Written request: In the copy, keep every record exact and leave out all images.

[Stored records]
=-=-=-=-=

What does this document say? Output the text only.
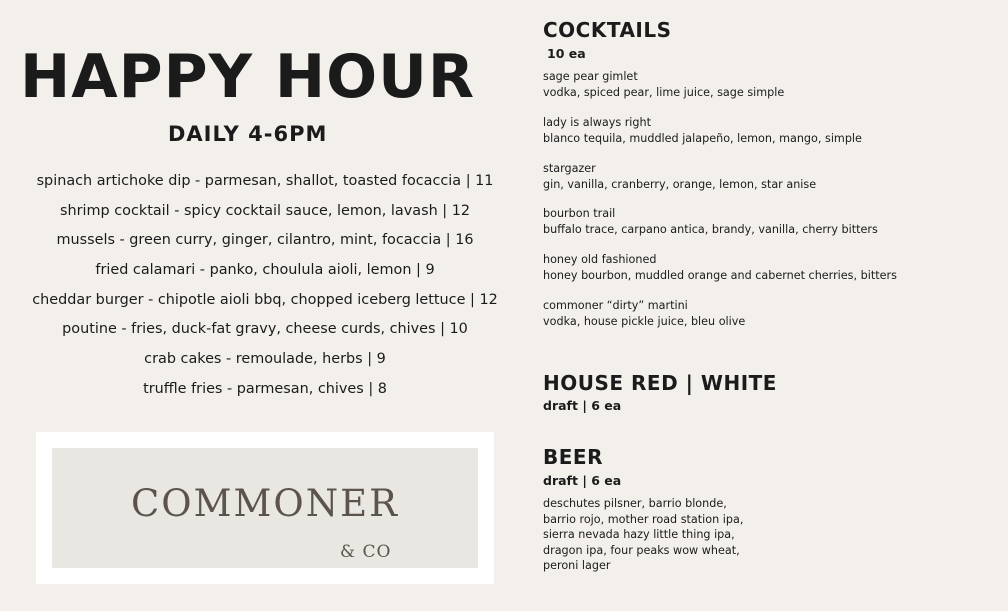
HAPPY HOUR
DAILY 4-6PM
spinach artichoke dip - parmesan, shallot, toasted focaccia | 11
shrimp cocktail - spicy cocktail sauce, lemon, lavash | 12
mussels - green curry, ginger, cilantro, mint, focaccia | 16
fried calamari - panko, choulula aioli, lemon | 9
cheddar burger - chipotle aioli bbq, chopped iceberg lettuce | 12
poutine - fries, duck-fat gravy, cheese curds, chives | 10
crab cakes - remoulade, herbs | 9
truffle fries - parmesan, chives | 8
COMMONER
& CO
COCKTAILS
10 ea
sage pear gimlet
vodka, spiced pear, lime juice, sage simple
lady is always right
blanco tequila, muddled jalapeño, lemon, mango, simple
stargazer
gin, vanilla, cranberry, orange, lemon, star anise
bourbon trail
buffalo trace, carpano antica, brandy, vanilla, cherry bitters
honey old fashioned
honey bourbon, muddled orange and cabernet cherries, bitters
commoner “dirty” martini
vodka, house pickle juice, bleu olive
HOUSE RED | WHITE
draft | 6 ea
BEER
draft | 6 ea
deschutes pilsner, barrio blonde,
barrio rojo, mother road station ipa,
sierra nevada hazy little thing ipa,
dragon ipa, four peaks wow wheat,
peroni lager
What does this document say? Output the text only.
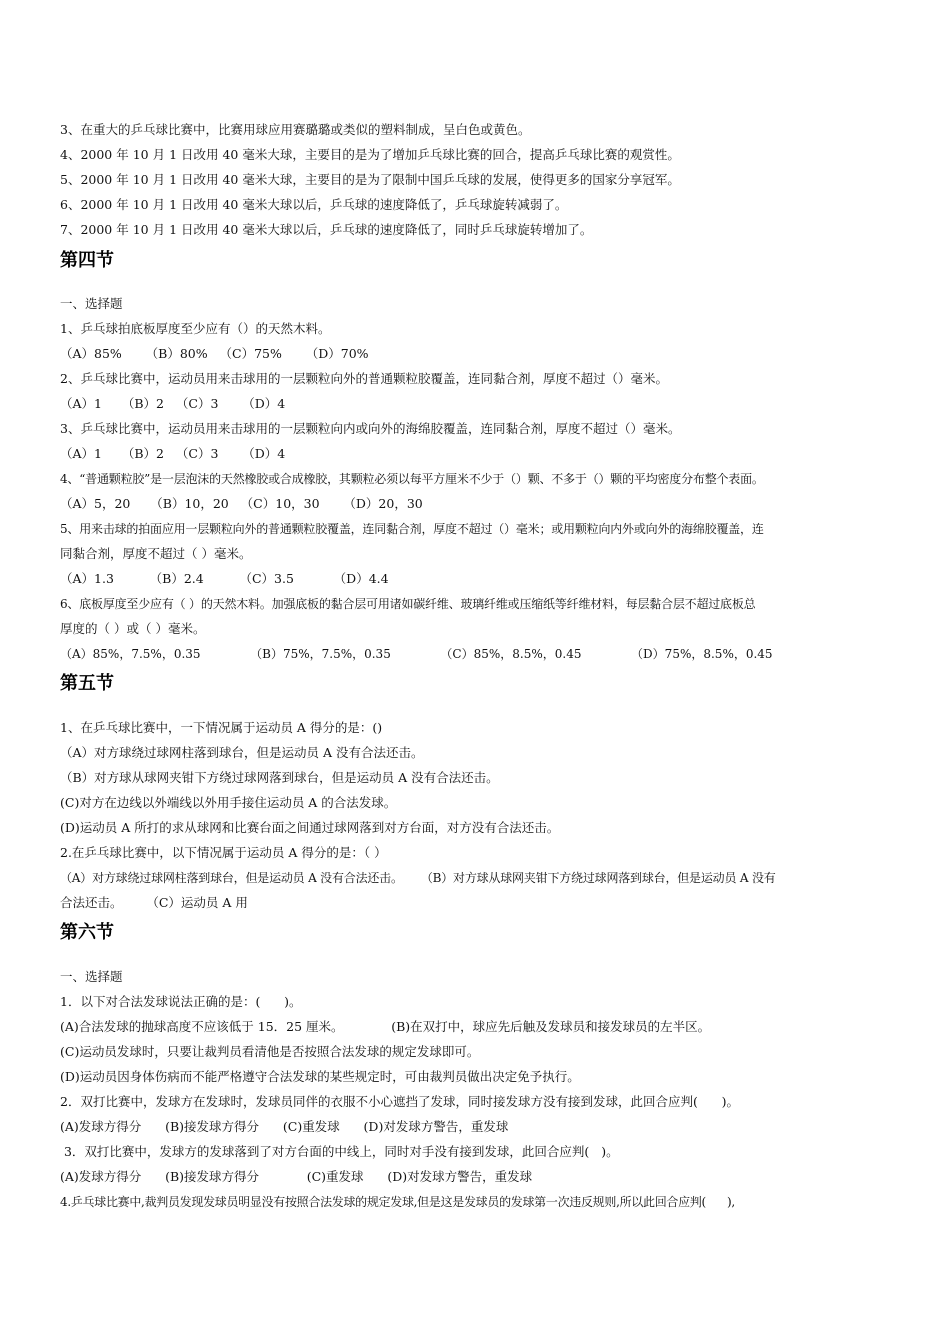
3、在重大的乒乓球比赛中，比赛用球应用赛璐璐或类似的塑料制成，呈白色或黄色。
4、2000 年 10 月 1 日改用 40 毫米大球，主要目的是为了增加乒乓球比赛的回合，提高乒乓球比赛的观赏性。
5、2000 年 10 月 1 日改用 40 毫米大球，主要目的是为了限制中国乒乓球的发展，使得更多的国家分享冠军。
6、2000 年 10 月 1 日改用 40 毫米大球以后，乒乓球的速度降低了，乒乓球旋转减弱了。
7、2000 年 10 月 1 日改用 40 毫米大球以后，乒乓球的速度降低了，同时乒乓球旋转增加了。
第四节
一、选择题
1、乒乓球拍底板厚度至少应有（）的天然木料。
（A）85%      （B）80%   （C）75%      （D）70%
2、乒乓球比赛中，运动员用来击球用的一层颗粒向外的普通颗粒胶覆盖，连同黏合剂，厚度不超过（）毫米。
（A）1     （B）2   （C）3      （D）4
3、乒乓球比赛中，运动员用来击球用的一层颗粒向内或向外的海绵胶覆盖，连同黏合剂，厚度不超过（）毫米。
（A）1     （B）2   （C）3      （D）4
4、“普通颗粒胶”是一层泡沫的天然橡胶或合成橡胶，其颗粒必须以每平方厘米不少于（）颗、不多于（）颗的平均密度分布整个表面。
（A）5，20     （B）10，20   （C）10，30      （D）20，30
5、用来击球的拍面应用一层颗粒向外的普通颗粒胶覆盖，连同黏合剂，厚度不超过（）毫米；或用颗粒向内外或向外的海绵胶覆盖，连
同黏合剂，厚度不超过（ ）毫米。
（A）1.3         （B）2.4         （C）3.5          （D）4.4
6、底板厚度至少应有（ ）的天然木料。加强底板的黏合层可用诸如碳纤维、玻璃纤维或压缩纸等纤维材料，每层黏合层不超过底板总
厚度的（ ）或（ ）毫米。
（A）85%，7.5%，0.35             （B）75%，7.5%，0.35             （C）85%，8.5%，0.45             （D）75%，8.5%，0.45
第五节
1、在乒乓球比赛中，一下情况属于运动员 A 得分的是：()
（A）对方球绕过球网柱落到球台，但是运动员 A 没有合法还击。
（B）对方球从球网夹钳下方绕过球网落到球台，但是运动员 A 没有合法还击。
(C)对方在边线以外端线以外用手接住运动员 A 的合法发球。
(D)运动员 A 所打的求从球网和比赛台面之间通过球网落到对方台面，对方没有合法还击。
2.在乒乓球比赛中，以下情况属于运动员 A 得分的是：（ ）
（A）对方球绕过球网柱落到球台，但是运动员 A 没有合法还击。     （B）对方球从球网夹钳下方绕过球网落到球台，但是运动员 A 没有
合法还击。      （C）运动员 A 用
第六节
一、选择题
1．以下对合法发球说法正确的是：(      )。
(A)合法发球的抛球高度不应该低于 15．25 厘米。            (B)在双打中，球应先后触及发球员和接发球员的左半区。
(C)运动员发球时，只要让裁判员看清他是否按照合法发球的规定发球即可。
(D)运动员因身体伤病而不能严格遵守合法发球的某些规定时，可由裁判员做出决定免予执行。
2．双打比赛中，发球方在发球时，发球员同伴的衣服不小心遮挡了发球，同时接发球方没有接到发球，此回合应判(      )。
(A)发球方得分      (B)接发球方得分      (C)重发球      (D)对发球方警告，重发球
3．双打比赛中，发球方的发球落到了对方台面的中线上，同时对手没有接到发球，此回合应判(   )。
(A)发球方得分      (B)接发球方得分            (C)重发球      (D)对发球方警告，重发球
4.乒乓球比赛中,裁判员发现发球员明显没有按照合法发球的规定发球,但是这是发球员的发球第一次违反规则,所以此回合应判(      ),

=-=-=-=-=

Solution:
What does this document say? Output the text only.
HAPPY HOUR
DAILY 4-6PM
spinach artichoke dip - parmesan, shallot, toasted focaccia | 11
shrimp cocktail - spicy cocktail sauce, lemon, lavash | 12
mussels - green curry, ginger, cilantro, mint, focaccia | 16
fried calamari - panko, choulula aioli, lemon | 9
cheddar burger - chipotle aioli bbq, chopped iceberg lettuce | 12
poutine - fries, duck-fat gravy, cheese curds, chives | 10
crab cakes - remoulade, herbs | 9
truffle fries - parmesan, chives | 8
COMMONER
& CO
COCKTAILS
10 ea
sage pear gimlet
vodka, spiced pear, lime juice, sage simple
lady is always right
blanco tequila, muddled jalapeño, lemon, mango, simple
stargazer
gin, vanilla, cranberry, orange, lemon, star anise
bourbon trail
buffalo trace, carpano antica, brandy, vanilla, cherry bitters
honey old fashioned
honey bourbon, muddled orange and cabernet cherries, bitters
commoner “dirty” martini
vodka, house pickle juice, bleu olive
HOUSE RED | WHITE
draft | 6 ea
BEER
draft | 6 ea
deschutes pilsner, barrio blonde,
barrio rojo, mother road station ipa,
sierra nevada hazy little thing ipa,
dragon ipa, four peaks wow wheat,
peroni lager
What does this document say? Output the text only.
3、在重大的乒乓球比赛中，比赛用球应用赛璐璐或类似的塑料制成，呈白色或黄色。
4、2000 年 10 月 1 日改用 40 毫米大球，主要目的是为了增加乒乓球比赛的回合，提高乒乓球比赛的观赏性。
5、2000 年 10 月 1 日改用 40 毫米大球，主要目的是为了限制中国乒乓球的发展，使得更多的国家分享冠军。
6、2000 年 10 月 1 日改用 40 毫米大球以后，乒乓球的速度降低了，乒乓球旋转减弱了。
7、2000 年 10 月 1 日改用 40 毫米大球以后，乒乓球的速度降低了，同时乒乓球旋转增加了。
第四节
一、选择题
1、乒乓球拍底板厚度至少应有（）的天然木料。
（A）85%      （B）80%   （C）75%      （D）70%
2、乒乓球比赛中，运动员用来击球用的一层颗粒向外的普通颗粒胶覆盖，连同黏合剂，厚度不超过（）毫米。
（A）1     （B）2   （C）3      （D）4
3、乒乓球比赛中，运动员用来击球用的一层颗粒向内或向外的海绵胶覆盖，连同黏合剂，厚度不超过（）毫米。
（A）1     （B）2   （C）3      （D）4
4、“普通颗粒胶”是一层泡沫的天然橡胶或合成橡胶，其颗粒必须以每平方厘米不少于（）颗、不多于（）颗的平均密度分布整个表面。
（A）5，20     （B）10，20   （C）10，30      （D）20，30
5、用来击球的拍面应用一层颗粒向外的普通颗粒胶覆盖，连同黏合剂，厚度不超过（）毫米；或用颗粒向内外或向外的海绵胶覆盖，连
同黏合剂，厚度不超过（ ）毫米。
（A）1.3         （B）2.4         （C）3.5          （D）4.4
6、底板厚度至少应有（ ）的天然木料。加强底板的黏合层可用诸如碳纤维、玻璃纤维或压缩纸等纤维材料，每层黏合层不超过底板总
厚度的（ ）或（ ）毫米。
（A）85%，7.5%，0.35             （B）75%，7.5%，0.35             （C）85%，8.5%，0.45             （D）75%，8.5%，0.45
第五节
1、在乒乓球比赛中，一下情况属于运动员 A 得分的是：()
（A）对方球绕过球网柱落到球台，但是运动员 A 没有合法还击。
（B）对方球从球网夹钳下方绕过球网落到球台，但是运动员 A 没有合法还击。
(C)对方在边线以外端线以外用手接住运动员 A 的合法发球。
(D)运动员 A 所打的求从球网和比赛台面之间通过球网落到对方台面，对方没有合法还击。
2.在乒乓球比赛中，以下情况属于运动员 A 得分的是：（ ）
（A）对方球绕过球网柱落到球台，但是运动员 A 没有合法还击。     （B）对方球从球网夹钳下方绕过球网落到球台，但是运动员 A 没有
合法还击。      （C）运动员 A 用
第六节
一、选择题
1．以下对合法发球说法正确的是：(      )。
(A)合法发球的抛球高度不应该低于 15．25 厘米。            (B)在双打中，球应先后触及发球员和接发球员的左半区。
(C)运动员发球时，只要让裁判员看清他是否按照合法发球的规定发球即可。
(D)运动员因身体伤病而不能严格遵守合法发球的某些规定时，可由裁判员做出决定免予执行。
2．双打比赛中，发球方在发球时，发球员同伴的衣服不小心遮挡了发球，同时接发球方没有接到发球，此回合应判(      )。
(A)发球方得分      (B)接发球方得分      (C)重发球      (D)对发球方警告，重发球
3．双打比赛中，发球方的发球落到了对方台面的中线上，同时对手没有接到发球，此回合应判(   )。
(A)发球方得分      (B)接发球方得分            (C)重发球      (D)对发球方警告，重发球
4.乒乓球比赛中,裁判员发现发球员明显没有按照合法发球的规定发球,但是这是发球员的发球第一次违反规则,所以此回合应判(      ),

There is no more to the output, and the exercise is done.